Goal:
Exactly repeat the material, dropping only the pictures.

Stored data:
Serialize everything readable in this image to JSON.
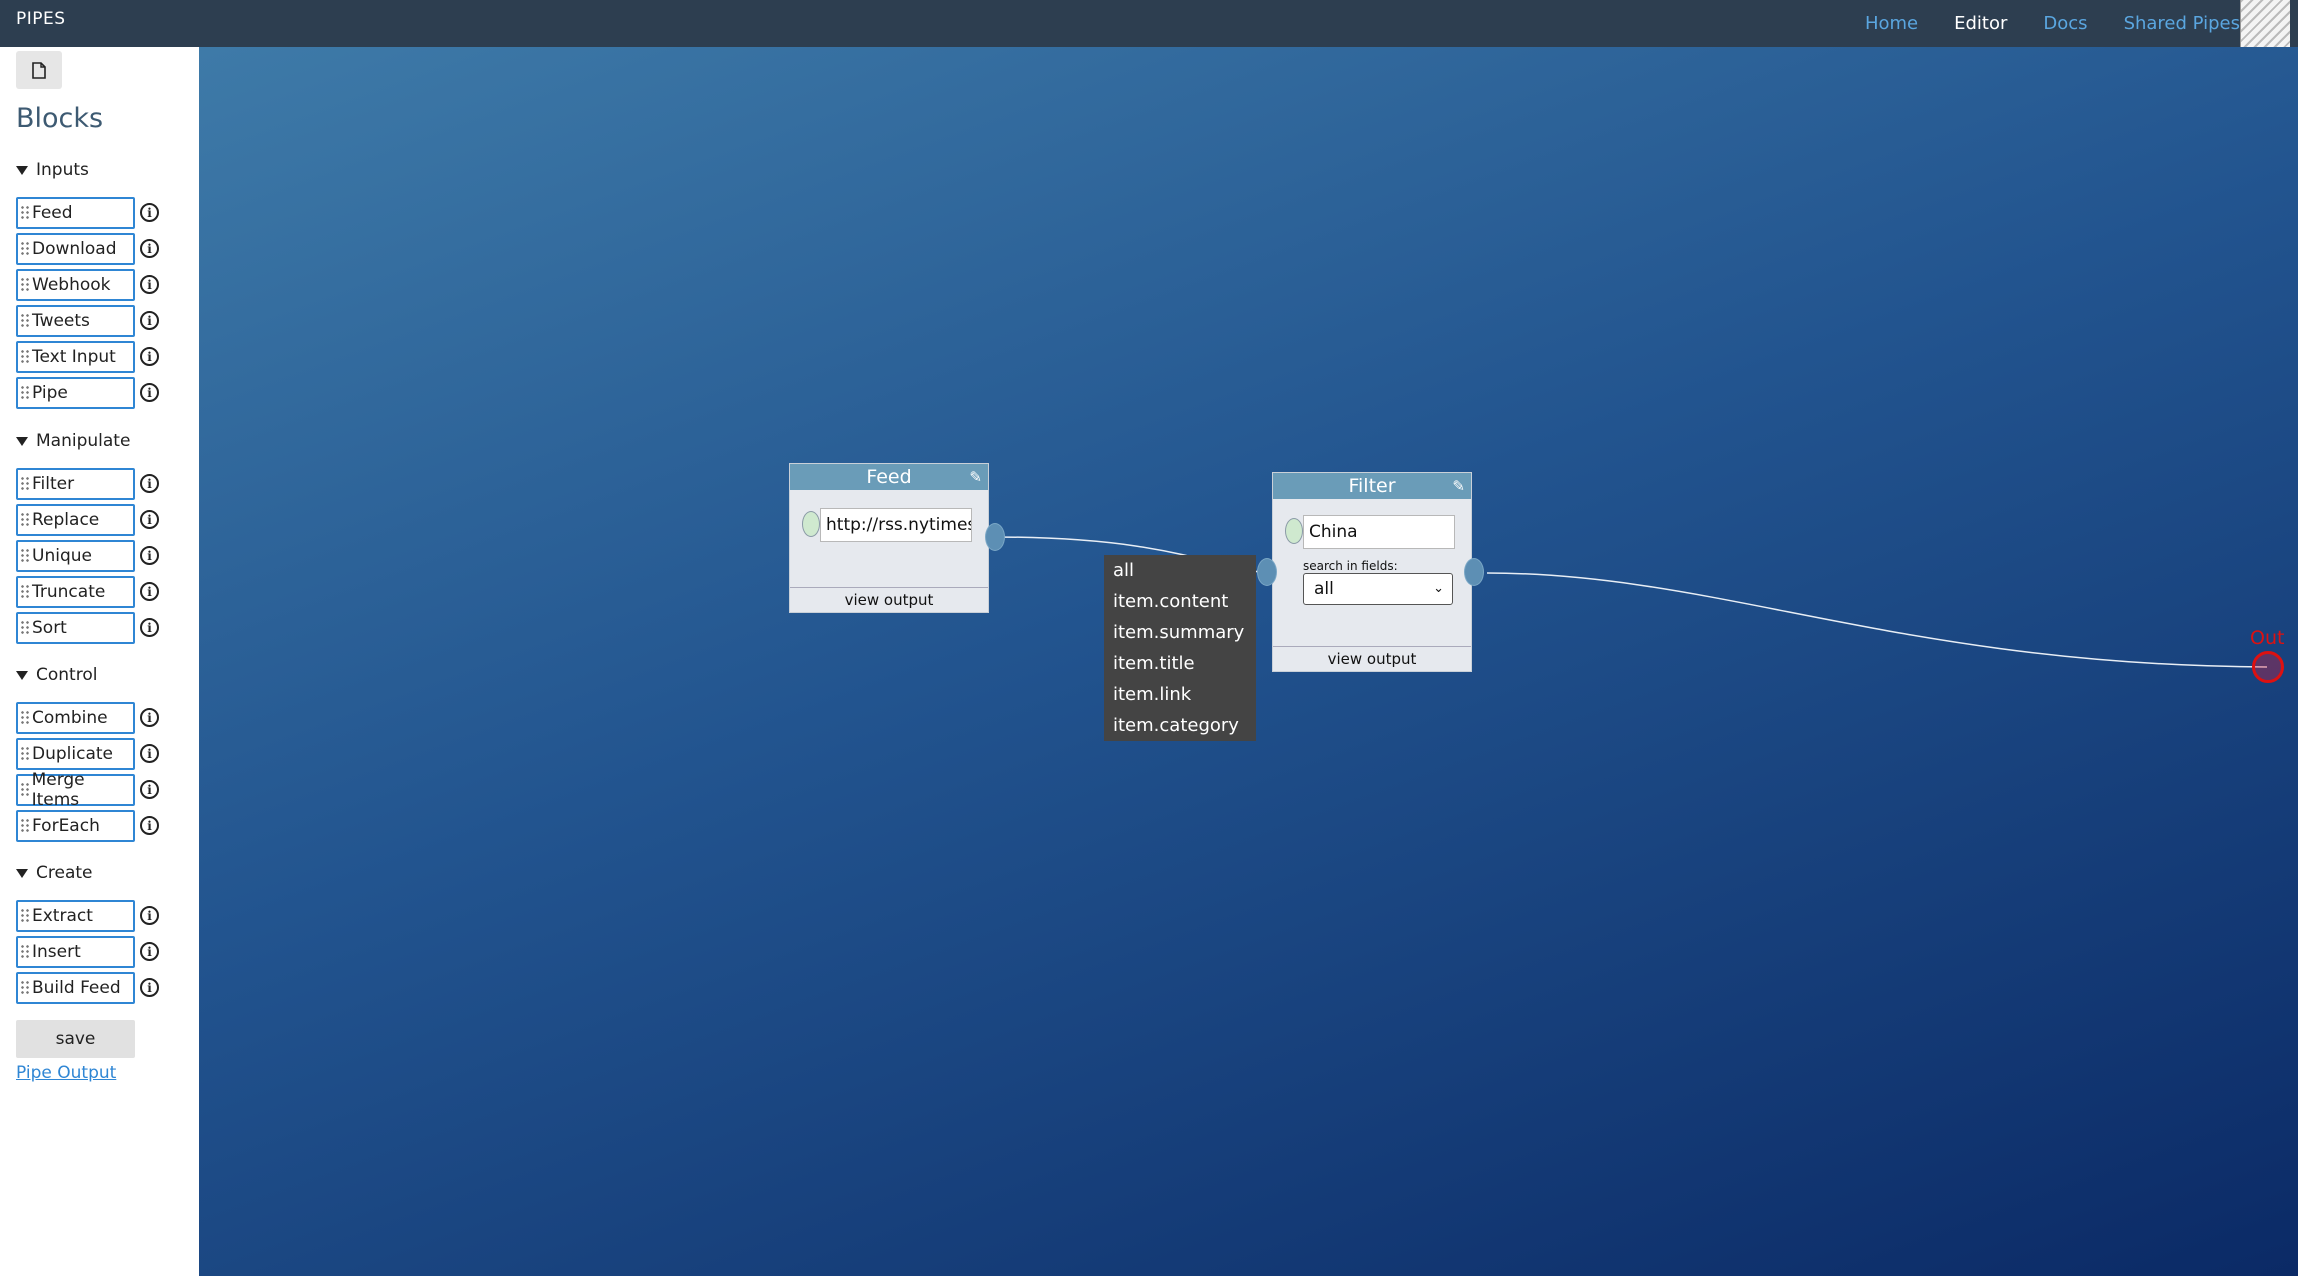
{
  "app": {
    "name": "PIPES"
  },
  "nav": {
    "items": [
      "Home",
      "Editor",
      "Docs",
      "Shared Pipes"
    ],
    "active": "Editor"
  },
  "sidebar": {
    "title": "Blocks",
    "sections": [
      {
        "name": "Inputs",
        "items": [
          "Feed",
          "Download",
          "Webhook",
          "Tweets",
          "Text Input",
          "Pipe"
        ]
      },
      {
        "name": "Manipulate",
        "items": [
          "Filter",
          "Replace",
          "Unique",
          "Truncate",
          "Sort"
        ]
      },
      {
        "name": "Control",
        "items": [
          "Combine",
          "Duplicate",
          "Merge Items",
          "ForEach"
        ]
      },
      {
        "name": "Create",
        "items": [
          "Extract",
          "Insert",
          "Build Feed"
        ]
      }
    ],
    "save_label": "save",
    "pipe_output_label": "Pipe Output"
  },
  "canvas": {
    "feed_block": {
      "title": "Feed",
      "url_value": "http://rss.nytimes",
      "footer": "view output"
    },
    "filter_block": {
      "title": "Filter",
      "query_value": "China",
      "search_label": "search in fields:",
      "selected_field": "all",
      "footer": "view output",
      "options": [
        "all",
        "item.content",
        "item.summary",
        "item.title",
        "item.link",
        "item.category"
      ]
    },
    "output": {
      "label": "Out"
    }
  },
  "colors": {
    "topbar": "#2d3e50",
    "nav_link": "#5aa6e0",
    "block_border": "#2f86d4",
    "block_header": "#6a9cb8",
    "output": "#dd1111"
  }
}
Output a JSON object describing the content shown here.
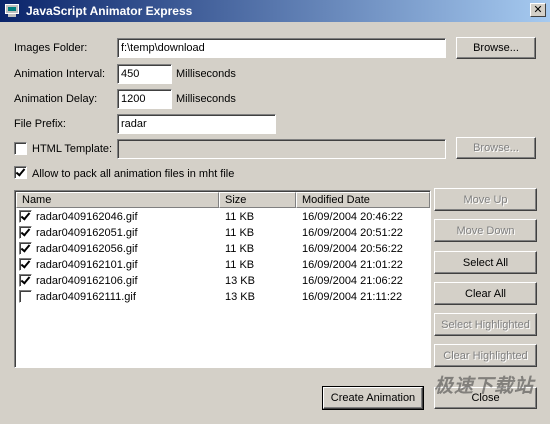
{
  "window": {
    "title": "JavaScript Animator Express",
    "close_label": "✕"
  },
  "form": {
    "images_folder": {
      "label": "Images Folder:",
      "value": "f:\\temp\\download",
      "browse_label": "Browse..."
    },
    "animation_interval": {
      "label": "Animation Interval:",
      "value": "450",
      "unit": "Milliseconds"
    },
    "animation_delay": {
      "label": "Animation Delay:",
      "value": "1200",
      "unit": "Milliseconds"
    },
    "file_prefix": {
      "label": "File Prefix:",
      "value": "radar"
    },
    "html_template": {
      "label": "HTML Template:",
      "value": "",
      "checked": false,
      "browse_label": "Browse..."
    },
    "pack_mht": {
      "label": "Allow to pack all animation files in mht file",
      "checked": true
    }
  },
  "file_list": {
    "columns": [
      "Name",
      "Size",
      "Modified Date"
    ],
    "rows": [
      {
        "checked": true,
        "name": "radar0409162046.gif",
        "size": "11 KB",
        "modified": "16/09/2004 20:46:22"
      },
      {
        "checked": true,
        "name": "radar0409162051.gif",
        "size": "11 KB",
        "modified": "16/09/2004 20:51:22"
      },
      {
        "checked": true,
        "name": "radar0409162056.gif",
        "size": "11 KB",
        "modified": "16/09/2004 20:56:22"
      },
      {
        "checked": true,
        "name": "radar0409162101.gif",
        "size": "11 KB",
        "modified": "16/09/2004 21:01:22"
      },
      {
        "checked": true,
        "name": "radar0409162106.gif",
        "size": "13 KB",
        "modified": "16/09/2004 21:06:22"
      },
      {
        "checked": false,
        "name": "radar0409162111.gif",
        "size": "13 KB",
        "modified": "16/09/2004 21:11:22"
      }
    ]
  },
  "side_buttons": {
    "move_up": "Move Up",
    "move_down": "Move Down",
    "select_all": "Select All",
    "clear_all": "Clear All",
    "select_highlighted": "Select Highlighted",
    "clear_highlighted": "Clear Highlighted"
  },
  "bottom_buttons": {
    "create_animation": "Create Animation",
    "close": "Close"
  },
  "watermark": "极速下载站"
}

The solution:
Serialize everything readable in this image to JSON.
{
  "app": {
    "name": "PIPES"
  },
  "nav": {
    "items": [
      "Home",
      "Editor",
      "Docs",
      "Shared Pipes"
    ],
    "active": "Editor"
  },
  "sidebar": {
    "title": "Blocks",
    "sections": [
      {
        "name": "Inputs",
        "items": [
          "Feed",
          "Download",
          "Webhook",
          "Tweets",
          "Text Input",
          "Pipe"
        ]
      },
      {
        "name": "Manipulate",
        "items": [
          "Filter",
          "Replace",
          "Unique",
          "Truncate",
          "Sort"
        ]
      },
      {
        "name": "Control",
        "items": [
          "Combine",
          "Duplicate",
          "Merge Items",
          "ForEach"
        ]
      },
      {
        "name": "Create",
        "items": [
          "Extract",
          "Insert",
          "Build Feed"
        ]
      }
    ],
    "save_label": "save",
    "pipe_output_label": "Pipe Output"
  },
  "canvas": {
    "feed_block": {
      "title": "Feed",
      "url_value": "http://rss.nytimes",
      "footer": "view output"
    },
    "filter_block": {
      "title": "Filter",
      "query_value": "China",
      "search_label": "search in fields:",
      "selected_field": "all",
      "footer": "view output",
      "options": [
        "all",
        "item.content",
        "item.summary",
        "item.title",
        "item.link",
        "item.category"
      ]
    },
    "output": {
      "label": "Out"
    }
  },
  "colors": {
    "topbar": "#2d3e50",
    "nav_link": "#5aa6e0",
    "block_border": "#2f86d4",
    "block_header": "#6a9cb8",
    "output": "#dd1111"
  }
}
Output a JSON object describing the content shown here.
{
  "window": {
    "title": "JavaScript Animator Express",
    "close_label": "✕"
  },
  "form": {
    "images_folder": {
      "label": "Images Folder:",
      "value": "f:\\temp\\download",
      "browse_label": "Browse..."
    },
    "animation_interval": {
      "label": "Animation Interval:",
      "value": "450",
      "unit": "Milliseconds"
    },
    "animation_delay": {
      "label": "Animation Delay:",
      "value": "1200",
      "unit": "Milliseconds"
    },
    "file_prefix": {
      "label": "File Prefix:",
      "value": "radar"
    },
    "html_template": {
      "label": "HTML Template:",
      "value": "",
      "checked": false,
      "browse_label": "Browse..."
    },
    "pack_mht": {
      "label": "Allow to pack all animation files in mht file",
      "checked": true
    }
  },
  "file_list": {
    "columns": [
      "Name",
      "Size",
      "Modified Date"
    ],
    "rows": [
      {
        "checked": true,
        "name": "radar0409162046.gif",
        "size": "11 KB",
        "modified": "16/09/2004 20:46:22"
      },
      {
        "checked": true,
        "name": "radar0409162051.gif",
        "size": "11 KB",
        "modified": "16/09/2004 20:51:22"
      },
      {
        "checked": true,
        "name": "radar0409162056.gif",
        "size": "11 KB",
        "modified": "16/09/2004 20:56:22"
      },
      {
        "checked": true,
        "name": "radar0409162101.gif",
        "size": "11 KB",
        "modified": "16/09/2004 21:01:22"
      },
      {
        "checked": true,
        "name": "radar0409162106.gif",
        "size": "13 KB",
        "modified": "16/09/2004 21:06:22"
      },
      {
        "checked": false,
        "name": "radar0409162111.gif",
        "size": "13 KB",
        "modified": "16/09/2004 21:11:22"
      }
    ]
  },
  "side_buttons": {
    "move_up": "Move Up",
    "move_down": "Move Down",
    "select_all": "Select All",
    "clear_all": "Clear All",
    "select_highlighted": "Select Highlighted",
    "clear_highlighted": "Clear Highlighted"
  },
  "bottom_buttons": {
    "create_animation": "Create Animation",
    "close": "Close"
  },
  "watermark": "极速下载站"
}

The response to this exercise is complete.